TASK OBJECTIVE
Gather all lines in the records below that include the word "label".

━━ DATA ROWS ━━

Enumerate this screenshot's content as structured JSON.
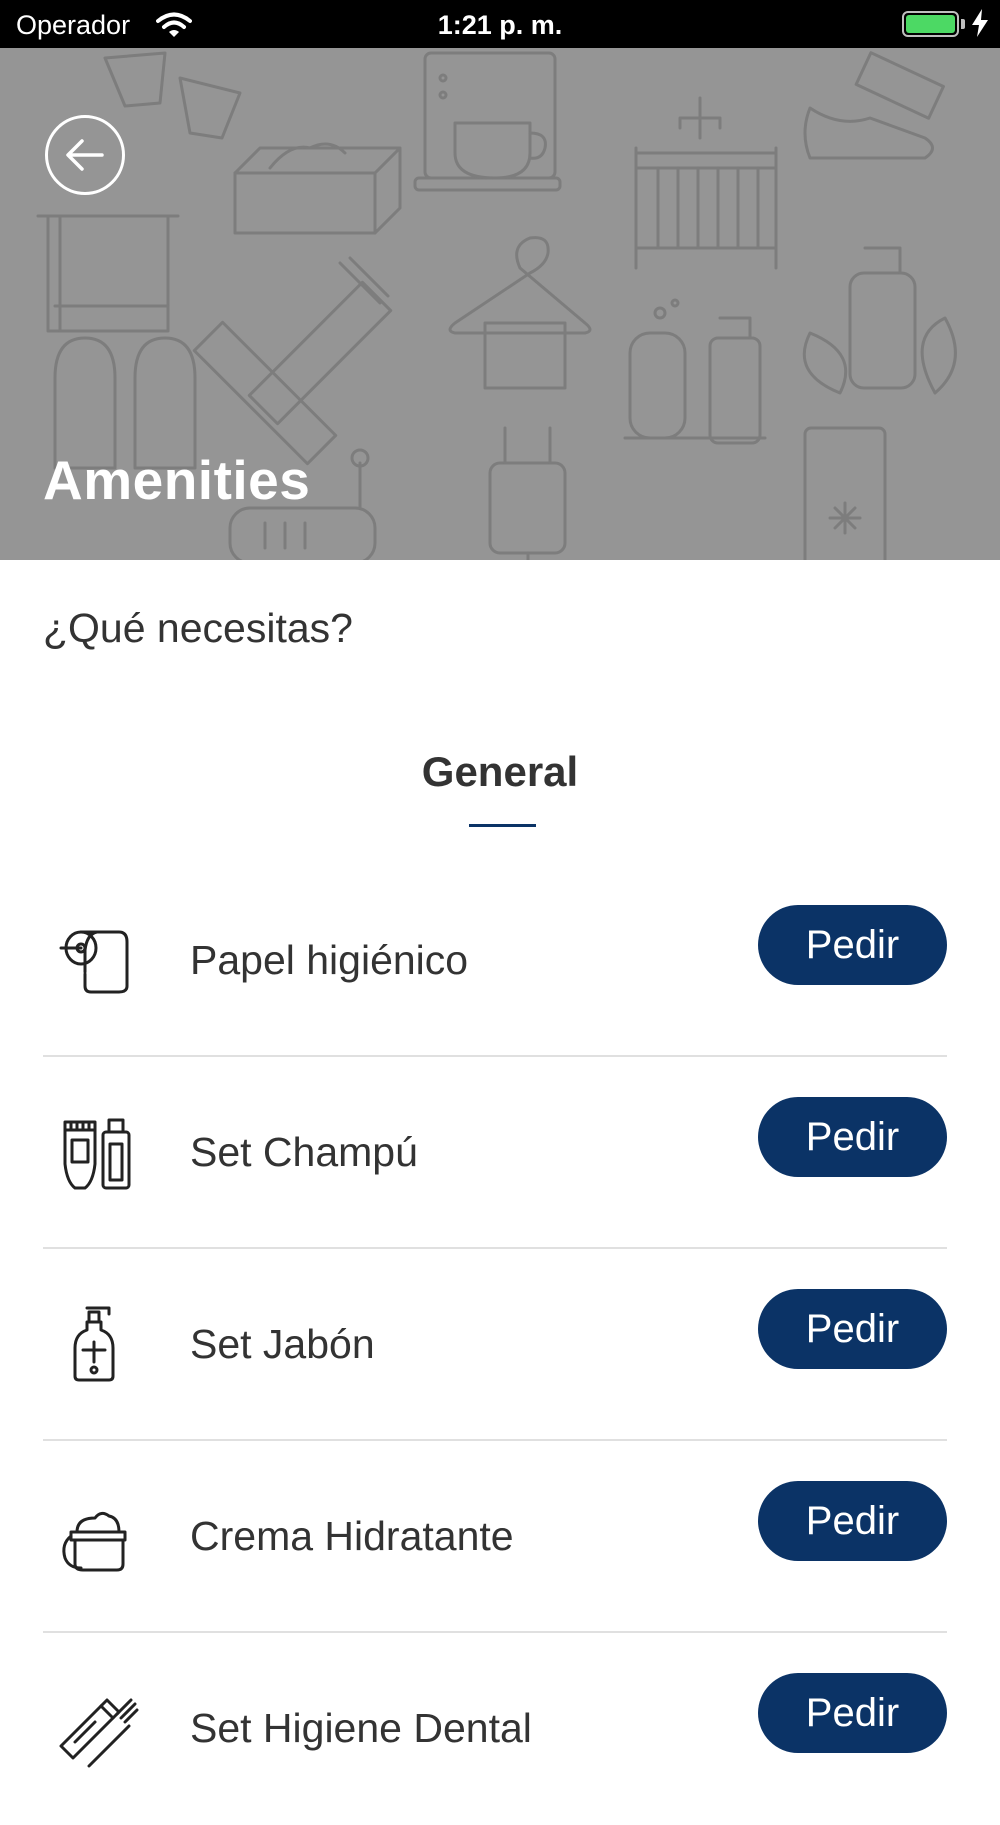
{
  "status_bar": {
    "carrier": "Operador",
    "time": "1:21 p. m.",
    "icons": [
      "wifi-icon",
      "battery-icon",
      "charging-icon"
    ],
    "battery_color": "#4cd964"
  },
  "header": {
    "title": "Amenities",
    "back_icon": "arrow-left-icon",
    "background_color": "#959595"
  },
  "question": "¿Qué necesitas?",
  "tabs": [
    {
      "label": "General",
      "active": true
    }
  ],
  "accent_color": "#0b3366",
  "items": [
    {
      "label": "Papel higiénico",
      "icon": "toilet-paper-icon",
      "button": "Pedir"
    },
    {
      "label": "Set Champú",
      "icon": "shampoo-bottles-icon",
      "button": "Pedir"
    },
    {
      "label": "Set Jabón",
      "icon": "soap-dispenser-icon",
      "button": "Pedir"
    },
    {
      "label": "Crema Hidratante",
      "icon": "cream-jar-icon",
      "button": "Pedir"
    },
    {
      "label": "Set Higiene Dental",
      "icon": "toothbrush-toothpaste-icon",
      "button": "Pedir"
    }
  ]
}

━━━

WRITTEN RESPONSE
      "label": "General",
      "label": "Papel higiénico",
      "label": "Set Champú",
      "label": "Set Jabón",
      "label": "Crema Hidratante",
      "label": "Set Higiene Dental",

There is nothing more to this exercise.